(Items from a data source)
_____

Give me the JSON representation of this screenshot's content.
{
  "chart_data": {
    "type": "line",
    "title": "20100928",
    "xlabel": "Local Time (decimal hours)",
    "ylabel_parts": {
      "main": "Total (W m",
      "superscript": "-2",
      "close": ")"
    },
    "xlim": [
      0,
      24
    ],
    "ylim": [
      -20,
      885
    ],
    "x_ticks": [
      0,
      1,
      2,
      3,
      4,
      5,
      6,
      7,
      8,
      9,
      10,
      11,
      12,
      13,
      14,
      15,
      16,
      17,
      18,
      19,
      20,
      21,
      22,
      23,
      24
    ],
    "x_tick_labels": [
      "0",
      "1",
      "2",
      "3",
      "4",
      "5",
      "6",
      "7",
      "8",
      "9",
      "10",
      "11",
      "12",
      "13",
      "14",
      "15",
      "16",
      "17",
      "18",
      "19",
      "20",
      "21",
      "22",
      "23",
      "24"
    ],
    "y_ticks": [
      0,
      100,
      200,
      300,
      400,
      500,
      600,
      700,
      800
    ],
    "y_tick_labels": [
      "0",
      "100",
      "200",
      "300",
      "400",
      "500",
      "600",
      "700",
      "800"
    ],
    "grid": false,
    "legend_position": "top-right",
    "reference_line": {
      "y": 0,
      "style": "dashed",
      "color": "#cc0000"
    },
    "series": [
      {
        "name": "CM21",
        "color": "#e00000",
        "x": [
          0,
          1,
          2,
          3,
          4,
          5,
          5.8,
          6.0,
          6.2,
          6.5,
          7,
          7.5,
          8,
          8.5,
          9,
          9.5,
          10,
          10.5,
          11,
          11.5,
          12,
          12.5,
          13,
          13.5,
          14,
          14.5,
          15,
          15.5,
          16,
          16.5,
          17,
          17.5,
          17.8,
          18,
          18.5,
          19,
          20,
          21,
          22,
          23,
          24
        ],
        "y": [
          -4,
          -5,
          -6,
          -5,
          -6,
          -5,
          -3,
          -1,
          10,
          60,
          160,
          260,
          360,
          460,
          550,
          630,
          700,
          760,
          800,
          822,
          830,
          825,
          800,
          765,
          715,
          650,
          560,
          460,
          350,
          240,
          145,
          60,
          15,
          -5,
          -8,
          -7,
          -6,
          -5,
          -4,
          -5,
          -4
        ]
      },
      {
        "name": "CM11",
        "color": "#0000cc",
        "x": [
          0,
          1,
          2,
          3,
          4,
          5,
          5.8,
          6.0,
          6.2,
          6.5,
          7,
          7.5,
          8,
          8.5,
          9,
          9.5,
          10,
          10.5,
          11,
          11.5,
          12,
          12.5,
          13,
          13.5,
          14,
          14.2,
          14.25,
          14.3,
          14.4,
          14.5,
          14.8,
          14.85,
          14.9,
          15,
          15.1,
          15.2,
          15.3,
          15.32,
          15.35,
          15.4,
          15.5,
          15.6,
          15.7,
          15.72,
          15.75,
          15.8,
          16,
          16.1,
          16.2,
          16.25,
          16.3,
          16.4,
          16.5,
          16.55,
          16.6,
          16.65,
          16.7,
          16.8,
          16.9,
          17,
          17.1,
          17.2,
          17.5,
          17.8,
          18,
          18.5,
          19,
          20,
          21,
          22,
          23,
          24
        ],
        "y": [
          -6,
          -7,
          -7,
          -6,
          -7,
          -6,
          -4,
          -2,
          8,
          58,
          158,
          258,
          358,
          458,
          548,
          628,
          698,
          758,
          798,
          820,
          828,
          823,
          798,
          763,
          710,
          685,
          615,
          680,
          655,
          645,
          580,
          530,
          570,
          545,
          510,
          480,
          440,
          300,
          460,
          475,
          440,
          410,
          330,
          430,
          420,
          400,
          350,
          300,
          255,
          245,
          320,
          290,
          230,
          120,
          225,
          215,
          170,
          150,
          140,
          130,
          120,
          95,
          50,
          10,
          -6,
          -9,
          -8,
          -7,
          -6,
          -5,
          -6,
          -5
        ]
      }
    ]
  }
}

_____

**Problem description:**
Output the full listing without altering anything.

**The output:**
Give me the JSON representation of this screenshot's content.
{
  "chart_data": {
    "type": "line",
    "title": "20100928",
    "xlabel": "Local Time (decimal hours)",
    "ylabel_parts": {
      "main": "Total (W m",
      "superscript": "-2",
      "close": ")"
    },
    "xlim": [
      0,
      24
    ],
    "ylim": [
      -20,
      885
    ],
    "x_ticks": [
      0,
      1,
      2,
      3,
      4,
      5,
      6,
      7,
      8,
      9,
      10,
      11,
      12,
      13,
      14,
      15,
      16,
      17,
      18,
      19,
      20,
      21,
      22,
      23,
      24
    ],
    "x_tick_labels": [
      "0",
      "1",
      "2",
      "3",
      "4",
      "5",
      "6",
      "7",
      "8",
      "9",
      "10",
      "11",
      "12",
      "13",
      "14",
      "15",
      "16",
      "17",
      "18",
      "19",
      "20",
      "21",
      "22",
      "23",
      "24"
    ],
    "y_ticks": [
      0,
      100,
      200,
      300,
      400,
      500,
      600,
      700,
      800
    ],
    "y_tick_labels": [
      "0",
      "100",
      "200",
      "300",
      "400",
      "500",
      "600",
      "700",
      "800"
    ],
    "grid": false,
    "legend_position": "top-right",
    "reference_line": {
      "y": 0,
      "style": "dashed",
      "color": "#cc0000"
    },
    "series": [
      {
        "name": "CM21",
        "color": "#e00000",
        "x": [
          0,
          1,
          2,
          3,
          4,
          5,
          5.8,
          6.0,
          6.2,
          6.5,
          7,
          7.5,
          8,
          8.5,
          9,
          9.5,
          10,
          10.5,
          11,
          11.5,
          12,
          12.5,
          13,
          13.5,
          14,
          14.5,
          15,
          15.5,
          16,
          16.5,
          17,
          17.5,
          17.8,
          18,
          18.5,
          19,
          20,
          21,
          22,
          23,
          24
        ],
        "y": [
          -4,
          -5,
          -6,
          -5,
          -6,
          -5,
          -3,
          -1,
          10,
          60,
          160,
          260,
          360,
          460,
          550,
          630,
          700,
          760,
          800,
          822,
          830,
          825,
          800,
          765,
          715,
          650,
          560,
          460,
          350,
          240,
          145,
          60,
          15,
          -5,
          -8,
          -7,
          -6,
          -5,
          -4,
          -5,
          -4
        ]
      },
      {
        "name": "CM11",
        "color": "#0000cc",
        "x": [
          0,
          1,
          2,
          3,
          4,
          5,
          5.8,
          6.0,
          6.2,
          6.5,
          7,
          7.5,
          8,
          8.5,
          9,
          9.5,
          10,
          10.5,
          11,
          11.5,
          12,
          12.5,
          13,
          13.5,
          14,
          14.2,
          14.25,
          14.3,
          14.4,
          14.5,
          14.8,
          14.85,
          14.9,
          15,
          15.1,
          15.2,
          15.3,
          15.32,
          15.35,
          15.4,
          15.5,
          15.6,
          15.7,
          15.72,
          15.75,
          15.8,
          16,
          16.1,
          16.2,
          16.25,
          16.3,
          16.4,
          16.5,
          16.55,
          16.6,
          16.65,
          16.7,
          16.8,
          16.9,
          17,
          17.1,
          17.2,
          17.5,
          17.8,
          18,
          18.5,
          19,
          20,
          21,
          22,
          23,
          24
        ],
        "y": [
          -6,
          -7,
          -7,
          -6,
          -7,
          -6,
          -4,
          -2,
          8,
          58,
          158,
          258,
          358,
          458,
          548,
          628,
          698,
          758,
          798,
          820,
          828,
          823,
          798,
          763,
          710,
          685,
          615,
          680,
          655,
          645,
          580,
          530,
          570,
          545,
          510,
          480,
          440,
          300,
          460,
          475,
          440,
          410,
          330,
          430,
          420,
          400,
          350,
          300,
          255,
          245,
          320,
          290,
          230,
          120,
          225,
          215,
          170,
          150,
          140,
          130,
          120,
          95,
          50,
          10,
          -6,
          -9,
          -8,
          -7,
          -6,
          -5,
          -6,
          -5
        ]
      }
    ]
  }
}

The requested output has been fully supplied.